(Figure record listings)
┏━━

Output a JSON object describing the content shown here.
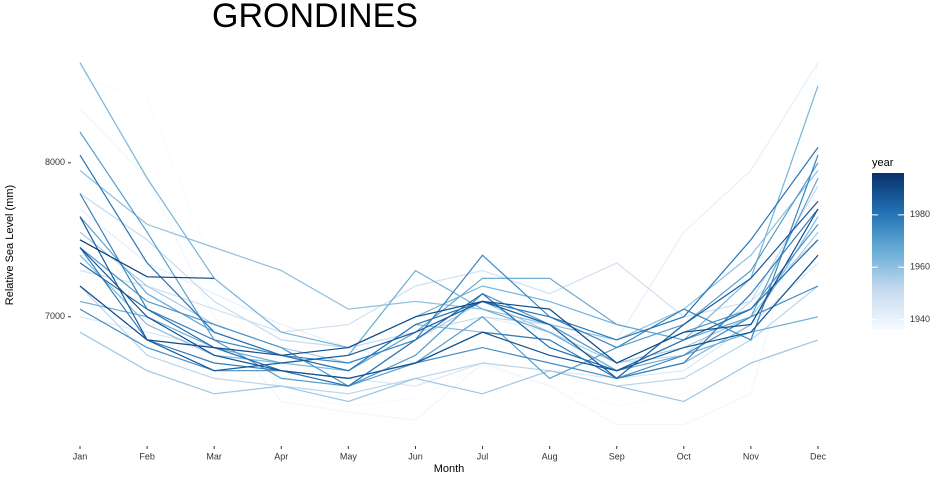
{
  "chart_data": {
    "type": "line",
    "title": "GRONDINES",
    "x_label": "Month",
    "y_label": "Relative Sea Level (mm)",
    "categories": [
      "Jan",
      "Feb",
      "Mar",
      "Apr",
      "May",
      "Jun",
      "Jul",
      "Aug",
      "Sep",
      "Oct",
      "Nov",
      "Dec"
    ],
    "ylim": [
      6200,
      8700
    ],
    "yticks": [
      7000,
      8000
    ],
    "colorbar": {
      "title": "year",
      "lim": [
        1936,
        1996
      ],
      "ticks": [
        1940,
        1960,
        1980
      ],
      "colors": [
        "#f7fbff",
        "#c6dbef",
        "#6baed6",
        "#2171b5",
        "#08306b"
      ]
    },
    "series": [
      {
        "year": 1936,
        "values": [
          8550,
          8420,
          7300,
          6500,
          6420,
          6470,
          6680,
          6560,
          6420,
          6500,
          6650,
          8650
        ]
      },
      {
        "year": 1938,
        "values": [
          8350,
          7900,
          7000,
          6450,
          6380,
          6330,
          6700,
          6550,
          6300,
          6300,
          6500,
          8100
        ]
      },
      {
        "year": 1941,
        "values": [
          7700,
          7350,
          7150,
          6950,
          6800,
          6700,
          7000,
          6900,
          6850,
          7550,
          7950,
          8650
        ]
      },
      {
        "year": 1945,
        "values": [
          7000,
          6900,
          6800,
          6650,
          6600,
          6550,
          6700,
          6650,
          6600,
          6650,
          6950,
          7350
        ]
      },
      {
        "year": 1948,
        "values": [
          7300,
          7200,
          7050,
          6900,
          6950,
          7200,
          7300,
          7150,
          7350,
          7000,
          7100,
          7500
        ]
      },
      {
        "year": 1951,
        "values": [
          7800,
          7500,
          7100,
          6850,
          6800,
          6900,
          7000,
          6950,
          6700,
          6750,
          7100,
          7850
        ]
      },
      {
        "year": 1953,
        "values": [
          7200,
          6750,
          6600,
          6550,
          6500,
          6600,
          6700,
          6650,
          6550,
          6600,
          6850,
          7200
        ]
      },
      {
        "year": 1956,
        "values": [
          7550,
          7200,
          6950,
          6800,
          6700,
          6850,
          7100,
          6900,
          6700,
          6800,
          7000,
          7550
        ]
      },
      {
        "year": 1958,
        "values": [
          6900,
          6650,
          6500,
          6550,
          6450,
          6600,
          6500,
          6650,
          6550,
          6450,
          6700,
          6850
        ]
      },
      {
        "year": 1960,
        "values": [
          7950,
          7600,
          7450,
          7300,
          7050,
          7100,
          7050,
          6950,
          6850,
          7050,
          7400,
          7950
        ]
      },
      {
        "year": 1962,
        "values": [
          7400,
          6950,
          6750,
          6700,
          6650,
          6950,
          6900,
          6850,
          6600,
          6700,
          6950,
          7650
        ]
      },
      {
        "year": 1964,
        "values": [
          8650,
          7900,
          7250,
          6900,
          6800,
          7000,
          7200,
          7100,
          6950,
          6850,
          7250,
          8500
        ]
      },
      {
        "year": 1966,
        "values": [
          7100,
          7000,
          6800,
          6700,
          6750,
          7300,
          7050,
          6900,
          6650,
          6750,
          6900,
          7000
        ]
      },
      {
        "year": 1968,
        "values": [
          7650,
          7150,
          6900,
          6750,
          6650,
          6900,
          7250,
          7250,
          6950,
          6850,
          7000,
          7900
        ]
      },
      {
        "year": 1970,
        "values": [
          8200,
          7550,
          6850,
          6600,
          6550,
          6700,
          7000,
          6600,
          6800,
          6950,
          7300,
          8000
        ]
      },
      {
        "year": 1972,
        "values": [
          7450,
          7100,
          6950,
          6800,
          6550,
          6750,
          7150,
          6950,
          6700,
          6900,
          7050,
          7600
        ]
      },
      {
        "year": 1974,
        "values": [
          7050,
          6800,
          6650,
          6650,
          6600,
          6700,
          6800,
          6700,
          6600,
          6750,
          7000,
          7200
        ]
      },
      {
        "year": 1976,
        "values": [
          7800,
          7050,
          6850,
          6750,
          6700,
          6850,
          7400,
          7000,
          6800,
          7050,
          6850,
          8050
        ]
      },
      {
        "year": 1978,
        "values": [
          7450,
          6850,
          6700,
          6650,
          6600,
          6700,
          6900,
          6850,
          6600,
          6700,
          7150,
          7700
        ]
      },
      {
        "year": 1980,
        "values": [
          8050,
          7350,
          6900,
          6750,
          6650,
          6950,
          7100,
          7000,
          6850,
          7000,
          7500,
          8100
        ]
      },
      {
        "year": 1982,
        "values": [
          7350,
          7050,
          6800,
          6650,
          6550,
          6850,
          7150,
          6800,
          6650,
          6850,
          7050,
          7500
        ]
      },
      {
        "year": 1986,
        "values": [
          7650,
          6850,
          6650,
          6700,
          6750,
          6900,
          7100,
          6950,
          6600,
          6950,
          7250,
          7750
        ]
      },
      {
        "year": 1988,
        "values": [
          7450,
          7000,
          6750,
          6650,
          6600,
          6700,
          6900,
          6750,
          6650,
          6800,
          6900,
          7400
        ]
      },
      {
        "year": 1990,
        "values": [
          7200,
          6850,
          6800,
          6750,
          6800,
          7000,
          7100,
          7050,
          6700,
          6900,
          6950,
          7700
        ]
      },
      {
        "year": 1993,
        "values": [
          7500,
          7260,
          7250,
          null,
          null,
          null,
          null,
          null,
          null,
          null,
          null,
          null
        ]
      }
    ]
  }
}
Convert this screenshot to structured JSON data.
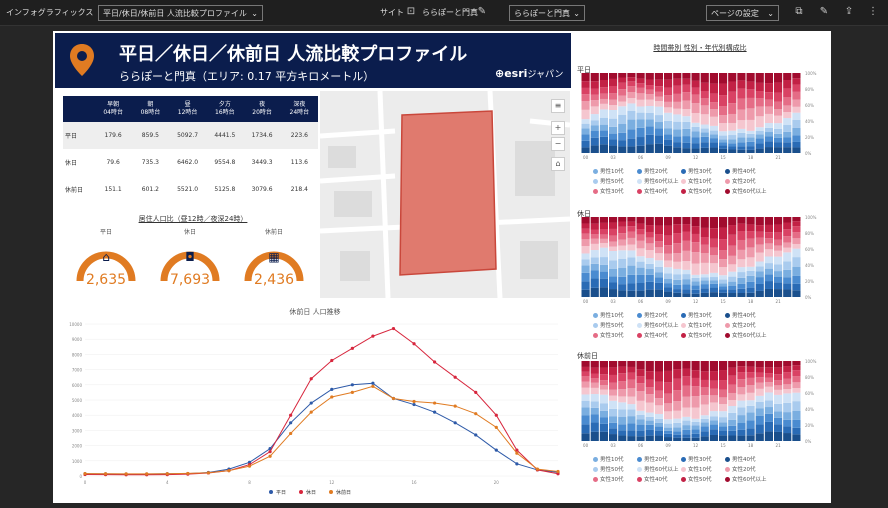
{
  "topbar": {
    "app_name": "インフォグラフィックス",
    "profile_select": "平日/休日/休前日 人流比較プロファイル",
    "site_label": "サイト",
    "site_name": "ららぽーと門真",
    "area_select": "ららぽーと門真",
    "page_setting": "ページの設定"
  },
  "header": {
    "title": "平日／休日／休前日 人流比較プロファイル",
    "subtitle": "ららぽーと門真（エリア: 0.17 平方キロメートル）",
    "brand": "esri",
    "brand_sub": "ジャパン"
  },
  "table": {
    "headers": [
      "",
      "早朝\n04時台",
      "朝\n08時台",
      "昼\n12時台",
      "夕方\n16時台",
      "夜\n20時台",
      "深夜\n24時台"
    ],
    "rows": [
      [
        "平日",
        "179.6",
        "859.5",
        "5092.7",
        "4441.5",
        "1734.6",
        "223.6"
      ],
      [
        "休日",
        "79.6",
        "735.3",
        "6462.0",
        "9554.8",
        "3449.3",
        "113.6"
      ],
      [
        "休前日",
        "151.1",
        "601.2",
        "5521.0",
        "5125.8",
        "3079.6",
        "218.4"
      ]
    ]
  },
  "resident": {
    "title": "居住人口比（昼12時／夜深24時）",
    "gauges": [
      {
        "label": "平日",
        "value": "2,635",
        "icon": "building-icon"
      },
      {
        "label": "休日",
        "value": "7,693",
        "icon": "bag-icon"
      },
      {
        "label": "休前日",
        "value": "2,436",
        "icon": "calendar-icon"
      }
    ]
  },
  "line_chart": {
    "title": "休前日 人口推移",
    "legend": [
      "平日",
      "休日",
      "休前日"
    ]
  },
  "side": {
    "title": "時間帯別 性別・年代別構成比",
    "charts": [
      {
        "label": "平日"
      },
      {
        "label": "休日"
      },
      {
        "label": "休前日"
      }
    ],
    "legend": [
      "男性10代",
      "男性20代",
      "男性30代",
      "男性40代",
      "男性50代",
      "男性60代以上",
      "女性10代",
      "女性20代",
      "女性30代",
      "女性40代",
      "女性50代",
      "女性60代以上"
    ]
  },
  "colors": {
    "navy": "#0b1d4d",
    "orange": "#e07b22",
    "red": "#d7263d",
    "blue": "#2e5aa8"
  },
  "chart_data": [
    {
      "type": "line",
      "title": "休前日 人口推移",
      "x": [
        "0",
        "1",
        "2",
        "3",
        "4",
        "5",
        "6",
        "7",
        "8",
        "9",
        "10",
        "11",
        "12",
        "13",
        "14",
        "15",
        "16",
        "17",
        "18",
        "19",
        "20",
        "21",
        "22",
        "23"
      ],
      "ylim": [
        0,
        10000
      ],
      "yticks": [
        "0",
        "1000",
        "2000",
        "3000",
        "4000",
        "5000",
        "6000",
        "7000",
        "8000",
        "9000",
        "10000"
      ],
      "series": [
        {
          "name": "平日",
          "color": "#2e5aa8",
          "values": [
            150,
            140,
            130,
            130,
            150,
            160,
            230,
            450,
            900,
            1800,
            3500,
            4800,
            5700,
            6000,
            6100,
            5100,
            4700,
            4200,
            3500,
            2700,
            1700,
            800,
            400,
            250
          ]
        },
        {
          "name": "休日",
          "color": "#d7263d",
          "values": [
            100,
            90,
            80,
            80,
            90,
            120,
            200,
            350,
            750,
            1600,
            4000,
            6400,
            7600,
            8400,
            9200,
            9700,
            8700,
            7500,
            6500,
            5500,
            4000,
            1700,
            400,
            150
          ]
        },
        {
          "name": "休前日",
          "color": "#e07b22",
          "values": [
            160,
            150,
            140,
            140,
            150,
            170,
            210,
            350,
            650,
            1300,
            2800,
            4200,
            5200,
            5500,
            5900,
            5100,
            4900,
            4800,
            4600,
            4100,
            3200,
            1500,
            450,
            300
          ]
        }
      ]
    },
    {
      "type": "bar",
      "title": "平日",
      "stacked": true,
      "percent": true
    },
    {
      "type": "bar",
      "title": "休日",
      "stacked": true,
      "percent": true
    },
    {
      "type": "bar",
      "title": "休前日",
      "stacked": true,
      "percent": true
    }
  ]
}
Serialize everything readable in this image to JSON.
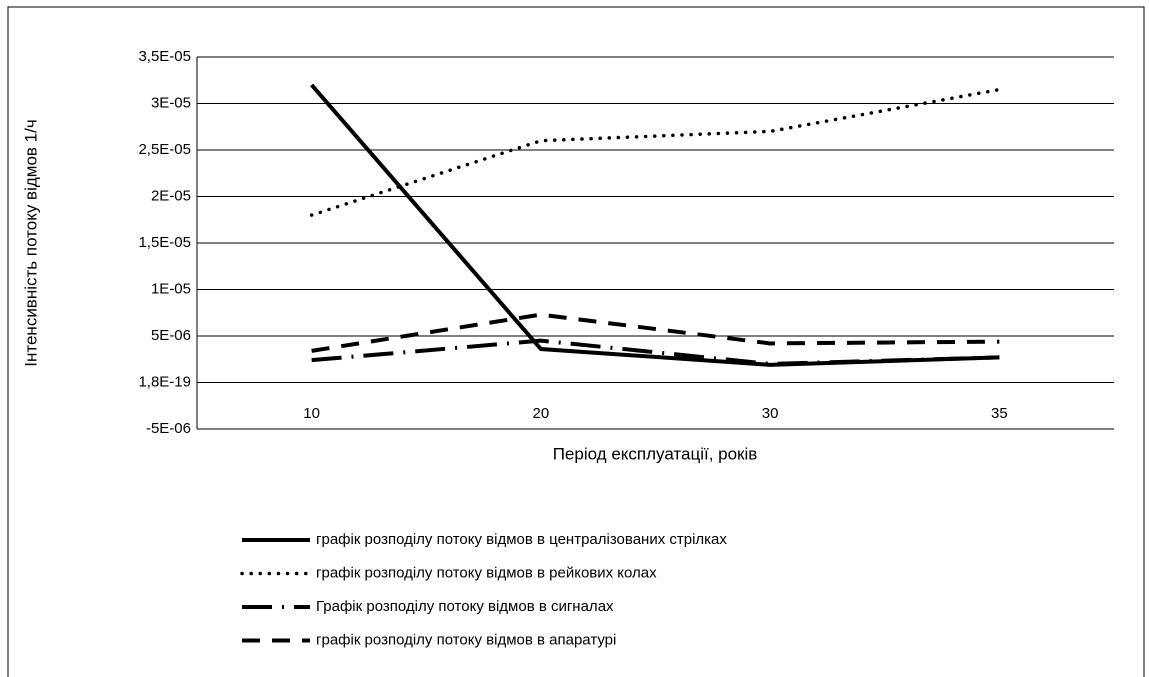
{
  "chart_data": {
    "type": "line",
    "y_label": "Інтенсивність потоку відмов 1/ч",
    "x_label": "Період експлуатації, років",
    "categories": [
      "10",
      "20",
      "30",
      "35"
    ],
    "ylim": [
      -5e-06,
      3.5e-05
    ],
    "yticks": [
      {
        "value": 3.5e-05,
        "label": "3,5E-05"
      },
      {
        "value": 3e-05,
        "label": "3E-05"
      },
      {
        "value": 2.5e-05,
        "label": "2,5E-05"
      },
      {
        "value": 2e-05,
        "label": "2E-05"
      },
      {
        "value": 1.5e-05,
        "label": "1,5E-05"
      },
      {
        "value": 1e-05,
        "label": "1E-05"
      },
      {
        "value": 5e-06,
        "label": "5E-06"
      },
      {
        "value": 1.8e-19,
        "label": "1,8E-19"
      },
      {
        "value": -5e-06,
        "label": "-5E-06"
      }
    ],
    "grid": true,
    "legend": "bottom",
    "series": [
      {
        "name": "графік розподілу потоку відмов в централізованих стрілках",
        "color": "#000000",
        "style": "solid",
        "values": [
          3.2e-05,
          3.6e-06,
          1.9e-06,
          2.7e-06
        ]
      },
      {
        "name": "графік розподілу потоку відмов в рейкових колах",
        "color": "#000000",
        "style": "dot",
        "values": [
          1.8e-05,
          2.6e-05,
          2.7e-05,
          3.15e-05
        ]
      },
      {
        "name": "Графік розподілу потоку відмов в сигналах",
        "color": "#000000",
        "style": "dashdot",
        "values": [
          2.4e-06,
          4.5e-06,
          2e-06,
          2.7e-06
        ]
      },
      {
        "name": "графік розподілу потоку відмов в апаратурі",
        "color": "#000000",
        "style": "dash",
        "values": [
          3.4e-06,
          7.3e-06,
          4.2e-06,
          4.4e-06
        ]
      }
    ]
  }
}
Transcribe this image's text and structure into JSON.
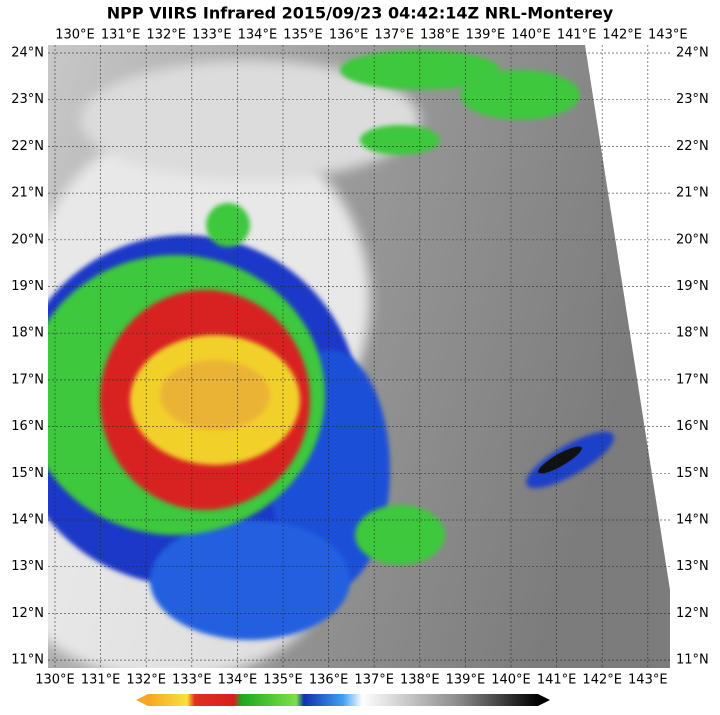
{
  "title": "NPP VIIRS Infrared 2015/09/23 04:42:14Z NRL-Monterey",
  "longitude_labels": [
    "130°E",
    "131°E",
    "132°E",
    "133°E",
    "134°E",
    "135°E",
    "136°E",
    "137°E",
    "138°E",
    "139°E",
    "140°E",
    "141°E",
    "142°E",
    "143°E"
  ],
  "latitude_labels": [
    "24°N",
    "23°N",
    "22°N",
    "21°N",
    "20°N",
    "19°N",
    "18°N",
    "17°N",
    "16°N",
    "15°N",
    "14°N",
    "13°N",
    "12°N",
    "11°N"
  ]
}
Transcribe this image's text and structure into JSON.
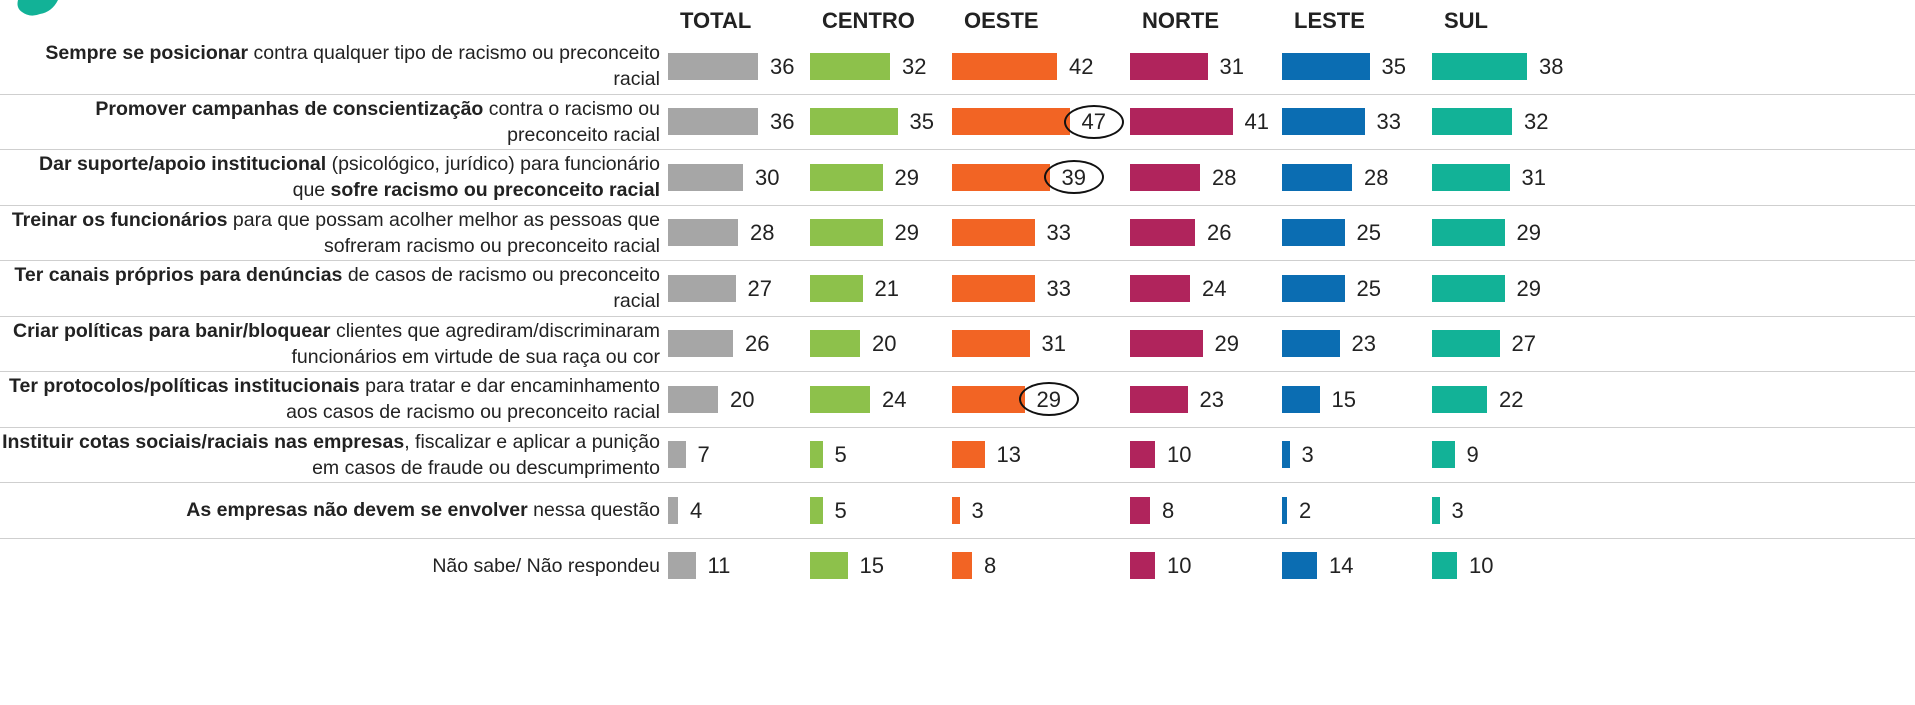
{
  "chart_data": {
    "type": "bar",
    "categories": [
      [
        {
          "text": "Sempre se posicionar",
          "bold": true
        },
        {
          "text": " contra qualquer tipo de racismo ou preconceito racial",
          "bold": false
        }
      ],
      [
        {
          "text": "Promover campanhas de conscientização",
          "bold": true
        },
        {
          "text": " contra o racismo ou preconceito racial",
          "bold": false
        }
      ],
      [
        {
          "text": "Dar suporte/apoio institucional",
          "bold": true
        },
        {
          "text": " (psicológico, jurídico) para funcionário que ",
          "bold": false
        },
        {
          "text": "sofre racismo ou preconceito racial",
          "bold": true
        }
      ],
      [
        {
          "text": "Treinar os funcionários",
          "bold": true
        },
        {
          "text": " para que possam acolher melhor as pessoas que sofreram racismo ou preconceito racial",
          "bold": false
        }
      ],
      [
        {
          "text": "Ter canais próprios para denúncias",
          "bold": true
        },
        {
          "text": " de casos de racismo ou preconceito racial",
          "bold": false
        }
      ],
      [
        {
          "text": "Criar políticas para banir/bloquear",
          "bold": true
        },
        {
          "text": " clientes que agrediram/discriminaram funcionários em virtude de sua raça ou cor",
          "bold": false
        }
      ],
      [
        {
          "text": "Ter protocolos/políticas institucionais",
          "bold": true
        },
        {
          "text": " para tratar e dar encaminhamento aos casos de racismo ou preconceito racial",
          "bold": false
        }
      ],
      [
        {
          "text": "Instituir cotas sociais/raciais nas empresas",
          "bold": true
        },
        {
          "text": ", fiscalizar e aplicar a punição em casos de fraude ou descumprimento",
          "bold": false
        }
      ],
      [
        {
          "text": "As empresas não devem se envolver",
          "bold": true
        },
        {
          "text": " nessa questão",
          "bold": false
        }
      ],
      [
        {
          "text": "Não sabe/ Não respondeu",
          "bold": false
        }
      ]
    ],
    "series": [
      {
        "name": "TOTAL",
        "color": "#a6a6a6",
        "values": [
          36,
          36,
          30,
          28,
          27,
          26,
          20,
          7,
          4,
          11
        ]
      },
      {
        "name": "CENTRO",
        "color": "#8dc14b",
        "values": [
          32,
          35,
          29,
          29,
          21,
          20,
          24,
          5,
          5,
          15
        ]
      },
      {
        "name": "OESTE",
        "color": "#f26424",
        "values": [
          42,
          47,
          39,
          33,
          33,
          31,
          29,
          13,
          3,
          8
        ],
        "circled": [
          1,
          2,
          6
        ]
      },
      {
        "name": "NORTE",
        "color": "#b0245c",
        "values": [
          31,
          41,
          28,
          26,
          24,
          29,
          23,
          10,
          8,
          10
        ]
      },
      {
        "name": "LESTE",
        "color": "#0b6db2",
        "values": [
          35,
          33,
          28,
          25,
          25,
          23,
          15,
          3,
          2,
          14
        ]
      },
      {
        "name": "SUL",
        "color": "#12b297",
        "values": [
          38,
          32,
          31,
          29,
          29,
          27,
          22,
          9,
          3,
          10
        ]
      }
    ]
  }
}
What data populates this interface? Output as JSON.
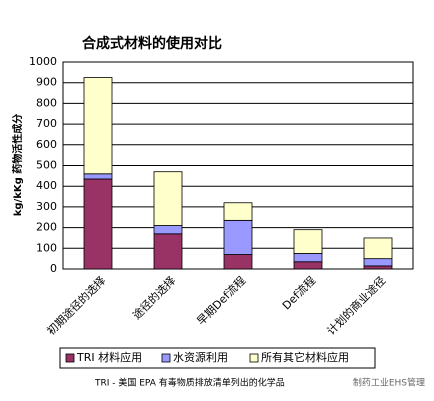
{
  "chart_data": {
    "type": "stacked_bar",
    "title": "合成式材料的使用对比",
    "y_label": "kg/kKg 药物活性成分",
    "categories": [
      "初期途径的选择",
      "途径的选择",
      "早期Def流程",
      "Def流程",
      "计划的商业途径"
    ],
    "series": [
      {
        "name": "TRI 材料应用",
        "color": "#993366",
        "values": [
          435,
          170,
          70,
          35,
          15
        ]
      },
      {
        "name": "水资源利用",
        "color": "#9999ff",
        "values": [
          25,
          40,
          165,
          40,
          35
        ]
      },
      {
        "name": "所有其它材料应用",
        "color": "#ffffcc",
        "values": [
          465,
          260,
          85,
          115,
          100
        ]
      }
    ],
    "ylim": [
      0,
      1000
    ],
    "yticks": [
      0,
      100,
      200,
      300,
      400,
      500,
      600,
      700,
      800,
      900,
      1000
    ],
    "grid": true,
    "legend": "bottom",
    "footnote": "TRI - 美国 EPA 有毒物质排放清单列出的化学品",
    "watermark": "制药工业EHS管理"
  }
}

┗━━

§ SHORT EXERCISE:
State the number of lines above that hold the string "icon", with nothing added.

§ REPLY:
3